Extract the lines of the material from the one containing "What are the" through the one containing "legend-label: 2/10 (196, 278, 215, 286)", inclusive, and reproduce them unchanged.

[Layout region records]
※

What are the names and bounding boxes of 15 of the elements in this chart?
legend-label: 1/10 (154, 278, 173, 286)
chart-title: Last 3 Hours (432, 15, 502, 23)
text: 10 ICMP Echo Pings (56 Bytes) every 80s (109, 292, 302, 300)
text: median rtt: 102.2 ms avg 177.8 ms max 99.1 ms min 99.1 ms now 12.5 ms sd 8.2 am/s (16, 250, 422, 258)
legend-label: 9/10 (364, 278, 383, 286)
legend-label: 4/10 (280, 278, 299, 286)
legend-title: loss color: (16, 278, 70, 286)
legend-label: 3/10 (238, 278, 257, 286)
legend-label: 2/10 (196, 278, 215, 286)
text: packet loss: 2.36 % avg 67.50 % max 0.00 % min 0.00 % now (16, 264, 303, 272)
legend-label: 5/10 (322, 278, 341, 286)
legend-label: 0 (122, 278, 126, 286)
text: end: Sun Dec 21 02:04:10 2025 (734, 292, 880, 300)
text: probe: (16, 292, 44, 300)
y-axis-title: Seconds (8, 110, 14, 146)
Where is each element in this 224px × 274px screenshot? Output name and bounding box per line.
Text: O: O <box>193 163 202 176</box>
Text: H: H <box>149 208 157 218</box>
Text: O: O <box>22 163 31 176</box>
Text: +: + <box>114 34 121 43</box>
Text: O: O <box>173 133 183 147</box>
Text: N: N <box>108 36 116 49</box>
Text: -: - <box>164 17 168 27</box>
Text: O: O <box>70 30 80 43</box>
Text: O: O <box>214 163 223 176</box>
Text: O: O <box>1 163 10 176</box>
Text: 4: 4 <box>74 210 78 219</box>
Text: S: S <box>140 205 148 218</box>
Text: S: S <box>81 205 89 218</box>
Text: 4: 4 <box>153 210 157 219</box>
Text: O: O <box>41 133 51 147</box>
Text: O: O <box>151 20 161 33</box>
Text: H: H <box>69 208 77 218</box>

※

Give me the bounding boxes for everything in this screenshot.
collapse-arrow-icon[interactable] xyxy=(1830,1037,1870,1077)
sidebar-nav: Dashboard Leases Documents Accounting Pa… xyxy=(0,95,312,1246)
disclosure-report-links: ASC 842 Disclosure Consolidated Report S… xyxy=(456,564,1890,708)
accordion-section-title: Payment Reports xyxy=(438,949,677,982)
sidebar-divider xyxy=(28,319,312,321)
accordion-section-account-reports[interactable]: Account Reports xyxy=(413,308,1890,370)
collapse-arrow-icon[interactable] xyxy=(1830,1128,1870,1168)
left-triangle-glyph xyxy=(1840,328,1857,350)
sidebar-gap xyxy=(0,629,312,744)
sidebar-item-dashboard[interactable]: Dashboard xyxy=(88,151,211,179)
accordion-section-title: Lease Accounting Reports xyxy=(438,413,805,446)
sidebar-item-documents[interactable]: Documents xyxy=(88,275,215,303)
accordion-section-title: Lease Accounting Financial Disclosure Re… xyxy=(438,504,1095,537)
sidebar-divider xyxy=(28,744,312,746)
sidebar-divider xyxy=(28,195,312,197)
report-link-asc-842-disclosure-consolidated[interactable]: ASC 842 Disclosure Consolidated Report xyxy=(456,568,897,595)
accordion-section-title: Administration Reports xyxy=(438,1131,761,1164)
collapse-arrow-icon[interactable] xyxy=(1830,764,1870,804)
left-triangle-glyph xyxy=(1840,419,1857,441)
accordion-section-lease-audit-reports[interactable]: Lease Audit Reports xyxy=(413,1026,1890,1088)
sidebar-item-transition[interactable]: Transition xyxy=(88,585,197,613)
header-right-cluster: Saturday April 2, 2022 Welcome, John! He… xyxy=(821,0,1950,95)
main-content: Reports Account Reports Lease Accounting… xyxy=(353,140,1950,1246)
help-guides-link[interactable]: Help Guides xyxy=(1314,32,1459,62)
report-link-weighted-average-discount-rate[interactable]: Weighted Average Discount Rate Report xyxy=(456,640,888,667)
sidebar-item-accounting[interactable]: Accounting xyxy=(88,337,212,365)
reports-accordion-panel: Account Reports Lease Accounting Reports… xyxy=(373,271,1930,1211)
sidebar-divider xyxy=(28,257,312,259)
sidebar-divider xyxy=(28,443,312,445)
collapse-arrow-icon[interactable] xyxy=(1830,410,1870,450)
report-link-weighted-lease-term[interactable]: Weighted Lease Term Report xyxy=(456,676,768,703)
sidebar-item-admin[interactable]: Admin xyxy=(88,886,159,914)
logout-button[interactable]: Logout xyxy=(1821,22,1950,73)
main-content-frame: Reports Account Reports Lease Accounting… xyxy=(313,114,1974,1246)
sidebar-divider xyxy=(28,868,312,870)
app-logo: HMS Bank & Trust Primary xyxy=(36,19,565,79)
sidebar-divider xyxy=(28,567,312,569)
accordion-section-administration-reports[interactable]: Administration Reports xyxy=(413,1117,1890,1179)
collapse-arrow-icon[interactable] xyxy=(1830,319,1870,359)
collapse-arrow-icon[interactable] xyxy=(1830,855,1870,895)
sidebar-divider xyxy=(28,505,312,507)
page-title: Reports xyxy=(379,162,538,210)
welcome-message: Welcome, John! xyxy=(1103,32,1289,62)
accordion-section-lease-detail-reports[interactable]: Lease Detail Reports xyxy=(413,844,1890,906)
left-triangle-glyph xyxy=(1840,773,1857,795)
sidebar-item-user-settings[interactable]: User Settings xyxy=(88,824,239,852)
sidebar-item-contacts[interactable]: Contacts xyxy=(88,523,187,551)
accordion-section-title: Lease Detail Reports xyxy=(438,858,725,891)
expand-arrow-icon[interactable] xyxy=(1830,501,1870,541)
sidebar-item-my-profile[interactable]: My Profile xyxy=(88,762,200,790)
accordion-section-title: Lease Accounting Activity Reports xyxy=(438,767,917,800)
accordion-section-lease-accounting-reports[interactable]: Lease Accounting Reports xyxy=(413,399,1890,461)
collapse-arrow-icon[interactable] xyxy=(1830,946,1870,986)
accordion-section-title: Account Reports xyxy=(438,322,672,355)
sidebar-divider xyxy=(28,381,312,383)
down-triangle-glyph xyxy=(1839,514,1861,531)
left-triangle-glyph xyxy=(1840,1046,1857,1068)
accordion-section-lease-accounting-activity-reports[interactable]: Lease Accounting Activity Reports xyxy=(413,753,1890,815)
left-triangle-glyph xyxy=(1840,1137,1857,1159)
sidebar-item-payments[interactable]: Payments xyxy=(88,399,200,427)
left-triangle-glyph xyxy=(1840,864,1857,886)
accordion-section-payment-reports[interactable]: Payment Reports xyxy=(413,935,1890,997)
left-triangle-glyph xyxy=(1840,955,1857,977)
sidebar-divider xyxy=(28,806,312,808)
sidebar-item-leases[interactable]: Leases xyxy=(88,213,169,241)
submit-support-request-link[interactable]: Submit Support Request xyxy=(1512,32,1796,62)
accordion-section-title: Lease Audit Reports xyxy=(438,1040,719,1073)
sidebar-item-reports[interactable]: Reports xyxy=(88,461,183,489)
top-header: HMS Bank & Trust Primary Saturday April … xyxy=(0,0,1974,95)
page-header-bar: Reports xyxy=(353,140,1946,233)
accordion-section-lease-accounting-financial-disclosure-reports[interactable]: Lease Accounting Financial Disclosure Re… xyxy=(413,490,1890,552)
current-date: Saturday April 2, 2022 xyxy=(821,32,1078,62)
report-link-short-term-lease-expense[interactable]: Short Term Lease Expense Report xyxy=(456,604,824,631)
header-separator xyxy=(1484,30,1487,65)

※

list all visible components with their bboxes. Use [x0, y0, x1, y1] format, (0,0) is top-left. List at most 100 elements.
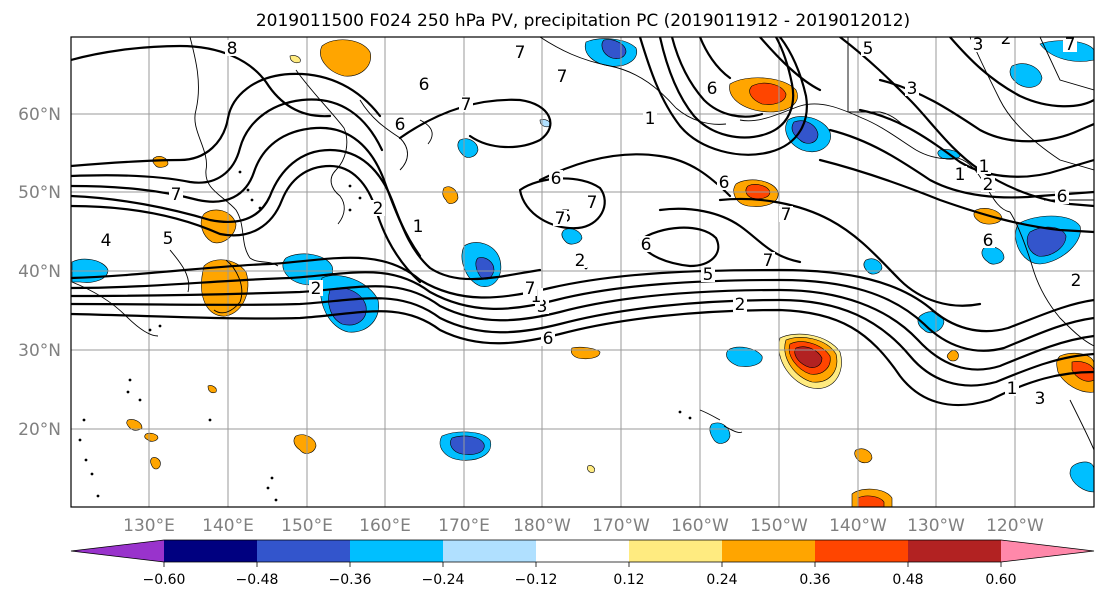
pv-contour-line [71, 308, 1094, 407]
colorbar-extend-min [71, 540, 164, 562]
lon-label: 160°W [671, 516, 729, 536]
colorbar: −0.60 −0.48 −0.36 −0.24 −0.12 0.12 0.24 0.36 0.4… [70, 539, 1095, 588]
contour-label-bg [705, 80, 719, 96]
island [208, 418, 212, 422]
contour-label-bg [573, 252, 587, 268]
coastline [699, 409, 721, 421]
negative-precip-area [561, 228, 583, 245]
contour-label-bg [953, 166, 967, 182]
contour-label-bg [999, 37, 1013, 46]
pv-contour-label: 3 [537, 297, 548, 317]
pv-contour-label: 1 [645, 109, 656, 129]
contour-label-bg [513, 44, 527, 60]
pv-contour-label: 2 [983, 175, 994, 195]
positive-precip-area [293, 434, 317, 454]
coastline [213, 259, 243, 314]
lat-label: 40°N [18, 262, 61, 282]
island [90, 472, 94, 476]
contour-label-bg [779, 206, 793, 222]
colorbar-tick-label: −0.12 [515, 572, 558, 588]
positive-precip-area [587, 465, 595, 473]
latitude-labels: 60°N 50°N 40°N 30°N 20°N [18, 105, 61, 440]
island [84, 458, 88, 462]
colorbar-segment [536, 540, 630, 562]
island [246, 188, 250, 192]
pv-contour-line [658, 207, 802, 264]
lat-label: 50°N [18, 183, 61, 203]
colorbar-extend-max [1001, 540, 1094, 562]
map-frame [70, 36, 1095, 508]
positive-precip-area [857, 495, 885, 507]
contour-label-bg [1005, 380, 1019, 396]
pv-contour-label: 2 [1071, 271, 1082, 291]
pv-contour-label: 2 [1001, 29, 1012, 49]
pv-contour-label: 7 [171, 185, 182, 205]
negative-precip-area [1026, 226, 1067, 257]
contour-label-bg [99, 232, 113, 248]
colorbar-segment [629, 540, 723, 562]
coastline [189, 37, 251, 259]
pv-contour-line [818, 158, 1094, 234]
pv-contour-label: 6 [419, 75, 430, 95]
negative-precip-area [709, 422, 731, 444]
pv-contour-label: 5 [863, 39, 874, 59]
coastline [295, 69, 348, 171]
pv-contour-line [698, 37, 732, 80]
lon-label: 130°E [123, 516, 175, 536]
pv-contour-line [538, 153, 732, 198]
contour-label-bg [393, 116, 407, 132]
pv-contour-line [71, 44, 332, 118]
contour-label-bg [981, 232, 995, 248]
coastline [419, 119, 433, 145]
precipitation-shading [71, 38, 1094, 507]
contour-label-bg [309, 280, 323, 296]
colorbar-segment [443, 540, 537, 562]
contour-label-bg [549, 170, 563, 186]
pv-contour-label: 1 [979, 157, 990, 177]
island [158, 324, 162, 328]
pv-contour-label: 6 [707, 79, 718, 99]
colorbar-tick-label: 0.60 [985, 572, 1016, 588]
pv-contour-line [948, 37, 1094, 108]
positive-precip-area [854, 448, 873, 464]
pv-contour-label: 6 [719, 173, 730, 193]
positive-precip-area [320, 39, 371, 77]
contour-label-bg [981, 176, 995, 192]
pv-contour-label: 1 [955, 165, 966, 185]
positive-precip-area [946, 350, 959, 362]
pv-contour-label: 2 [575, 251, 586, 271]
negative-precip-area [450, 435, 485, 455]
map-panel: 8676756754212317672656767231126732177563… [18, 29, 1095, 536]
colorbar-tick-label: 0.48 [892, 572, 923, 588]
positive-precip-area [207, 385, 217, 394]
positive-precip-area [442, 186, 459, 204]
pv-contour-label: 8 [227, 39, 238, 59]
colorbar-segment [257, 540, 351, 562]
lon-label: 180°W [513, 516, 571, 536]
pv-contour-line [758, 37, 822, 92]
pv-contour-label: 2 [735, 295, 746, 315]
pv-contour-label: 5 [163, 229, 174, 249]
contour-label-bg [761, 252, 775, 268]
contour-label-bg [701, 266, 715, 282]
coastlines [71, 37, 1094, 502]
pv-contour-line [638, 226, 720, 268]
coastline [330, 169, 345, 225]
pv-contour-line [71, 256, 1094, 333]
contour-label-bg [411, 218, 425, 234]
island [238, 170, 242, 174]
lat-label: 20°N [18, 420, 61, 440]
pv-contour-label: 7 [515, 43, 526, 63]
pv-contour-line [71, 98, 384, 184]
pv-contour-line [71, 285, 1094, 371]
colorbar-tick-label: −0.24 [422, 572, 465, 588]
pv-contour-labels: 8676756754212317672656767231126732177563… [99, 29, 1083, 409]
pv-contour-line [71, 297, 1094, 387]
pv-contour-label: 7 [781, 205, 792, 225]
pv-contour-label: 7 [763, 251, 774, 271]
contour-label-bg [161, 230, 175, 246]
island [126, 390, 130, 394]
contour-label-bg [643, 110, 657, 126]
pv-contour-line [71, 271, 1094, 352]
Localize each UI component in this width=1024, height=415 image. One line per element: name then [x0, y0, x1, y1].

※

Exercise solution:
What are the names and bounding boxes of 15 of the elements in this chart?
legend-label: 1/10 (154, 278, 173, 286)
chart-title: Last 3 Hours (432, 15, 502, 23)
text: 10 ICMP Echo Pings (56 Bytes) every 80s (109, 292, 302, 300)
text: median rtt: 102.2 ms avg 177.8 ms max 99.1 ms min 99.1 ms now 12.5 ms sd 8.2 am/s (16, 250, 422, 258)
legend-label: 9/10 (364, 278, 383, 286)
legend-label: 4/10 (280, 278, 299, 286)
legend-title: loss color: (16, 278, 70, 286)
legend-label: 3/10 (238, 278, 257, 286)
legend-label: 2/10 (196, 278, 215, 286)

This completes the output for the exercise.